▶ _DATA FOR THIS TASK_:
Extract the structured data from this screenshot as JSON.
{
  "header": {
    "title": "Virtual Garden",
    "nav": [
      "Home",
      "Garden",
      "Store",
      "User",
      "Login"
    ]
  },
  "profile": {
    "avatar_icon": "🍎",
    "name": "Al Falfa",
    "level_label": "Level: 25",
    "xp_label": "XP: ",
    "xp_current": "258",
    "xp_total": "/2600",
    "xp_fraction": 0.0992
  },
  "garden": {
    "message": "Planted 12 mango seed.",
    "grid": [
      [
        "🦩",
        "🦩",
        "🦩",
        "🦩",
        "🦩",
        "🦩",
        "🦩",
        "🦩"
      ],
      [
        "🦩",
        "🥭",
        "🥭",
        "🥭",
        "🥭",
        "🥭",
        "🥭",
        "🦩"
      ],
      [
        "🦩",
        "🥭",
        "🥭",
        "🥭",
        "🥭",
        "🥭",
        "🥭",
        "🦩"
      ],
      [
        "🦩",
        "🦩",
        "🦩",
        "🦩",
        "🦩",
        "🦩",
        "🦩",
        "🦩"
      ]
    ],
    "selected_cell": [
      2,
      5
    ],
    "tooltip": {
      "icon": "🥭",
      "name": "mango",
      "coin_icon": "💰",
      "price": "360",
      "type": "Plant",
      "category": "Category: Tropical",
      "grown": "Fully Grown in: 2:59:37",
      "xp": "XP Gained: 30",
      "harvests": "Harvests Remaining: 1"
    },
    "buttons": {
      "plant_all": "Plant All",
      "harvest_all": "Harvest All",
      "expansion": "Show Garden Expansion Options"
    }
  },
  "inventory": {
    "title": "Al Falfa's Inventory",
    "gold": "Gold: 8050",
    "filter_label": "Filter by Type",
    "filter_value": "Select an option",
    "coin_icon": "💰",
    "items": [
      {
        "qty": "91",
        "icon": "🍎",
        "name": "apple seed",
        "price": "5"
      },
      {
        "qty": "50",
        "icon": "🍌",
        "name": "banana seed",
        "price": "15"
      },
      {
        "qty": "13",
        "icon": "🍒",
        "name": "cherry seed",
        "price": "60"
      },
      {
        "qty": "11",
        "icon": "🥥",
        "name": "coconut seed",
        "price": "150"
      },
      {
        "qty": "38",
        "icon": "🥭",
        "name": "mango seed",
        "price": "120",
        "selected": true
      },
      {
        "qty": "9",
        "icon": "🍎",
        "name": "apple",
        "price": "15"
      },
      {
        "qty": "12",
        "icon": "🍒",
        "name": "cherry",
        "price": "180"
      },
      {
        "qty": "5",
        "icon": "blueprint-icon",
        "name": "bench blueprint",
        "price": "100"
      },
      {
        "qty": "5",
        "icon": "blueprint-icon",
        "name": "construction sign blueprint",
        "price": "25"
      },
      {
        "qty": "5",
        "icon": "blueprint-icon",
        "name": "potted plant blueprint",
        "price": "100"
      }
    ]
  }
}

▶ _EXERCISE_: Extract the full listing above without alteration.

▶ _RESPONSE TO THIS TASK_:
Extract the structured data from this screenshot as JSON.
{
  "header": {
    "title": "Virtual Garden",
    "nav": [
      "Home",
      "Garden",
      "Store",
      "User",
      "Login"
    ]
  },
  "profile": {
    "avatar_icon": "🍎",
    "name": "Al Falfa",
    "level_label": "Level: 25",
    "xp_label": "XP: ",
    "xp_current": "258",
    "xp_total": "/2600",
    "xp_fraction": 0.0992
  },
  "garden": {
    "message": "Planted 12 mango seed.",
    "grid": [
      [
        "🦩",
        "🦩",
        "🦩",
        "🦩",
        "🦩",
        "🦩",
        "🦩",
        "🦩"
      ],
      [
        "🦩",
        "🥭",
        "🥭",
        "🥭",
        "🥭",
        "🥭",
        "🥭",
        "🦩"
      ],
      [
        "🦩",
        "🥭",
        "🥭",
        "🥭",
        "🥭",
        "🥭",
        "🥭",
        "🦩"
      ],
      [
        "🦩",
        "🦩",
        "🦩",
        "🦩",
        "🦩",
        "🦩",
        "🦩",
        "🦩"
      ]
    ],
    "selected_cell": [
      2,
      5
    ],
    "tooltip": {
      "icon": "🥭",
      "name": "mango",
      "coin_icon": "💰",
      "price": "360",
      "type": "Plant",
      "category": "Category: Tropical",
      "grown": "Fully Grown in: 2:59:37",
      "xp": "XP Gained: 30",
      "harvests": "Harvests Remaining: 1"
    },
    "buttons": {
      "plant_all": "Plant All",
      "harvest_all": "Harvest All",
      "expansion": "Show Garden Expansion Options"
    }
  },
  "inventory": {
    "title": "Al Falfa's Inventory",
    "gold": "Gold: 8050",
    "filter_label": "Filter by Type",
    "filter_value": "Select an option",
    "coin_icon": "💰",
    "items": [
      {
        "qty": "91",
        "icon": "🍎",
        "name": "apple seed",
        "price": "5"
      },
      {
        "qty": "50",
        "icon": "🍌",
        "name": "banana seed",
        "price": "15"
      },
      {
        "qty": "13",
        "icon": "🍒",
        "name": "cherry seed",
        "price": "60"
      },
      {
        "qty": "11",
        "icon": "🥥",
        "name": "coconut seed",
        "price": "150"
      },
      {
        "qty": "38",
        "icon": "🥭",
        "name": "mango seed",
        "price": "120",
        "selected": true
      },
      {
        "qty": "9",
        "icon": "🍎",
        "name": "apple",
        "price": "15"
      },
      {
        "qty": "12",
        "icon": "🍒",
        "name": "cherry",
        "price": "180"
      },
      {
        "qty": "5",
        "icon": "blueprint-icon",
        "name": "bench blueprint",
        "price": "100"
      },
      {
        "qty": "5",
        "icon": "blueprint-icon",
        "name": "construction sign blueprint",
        "price": "25"
      },
      {
        "qty": "5",
        "icon": "blueprint-icon",
        "name": "potted plant blueprint",
        "price": "100"
      }
    ]
  }
}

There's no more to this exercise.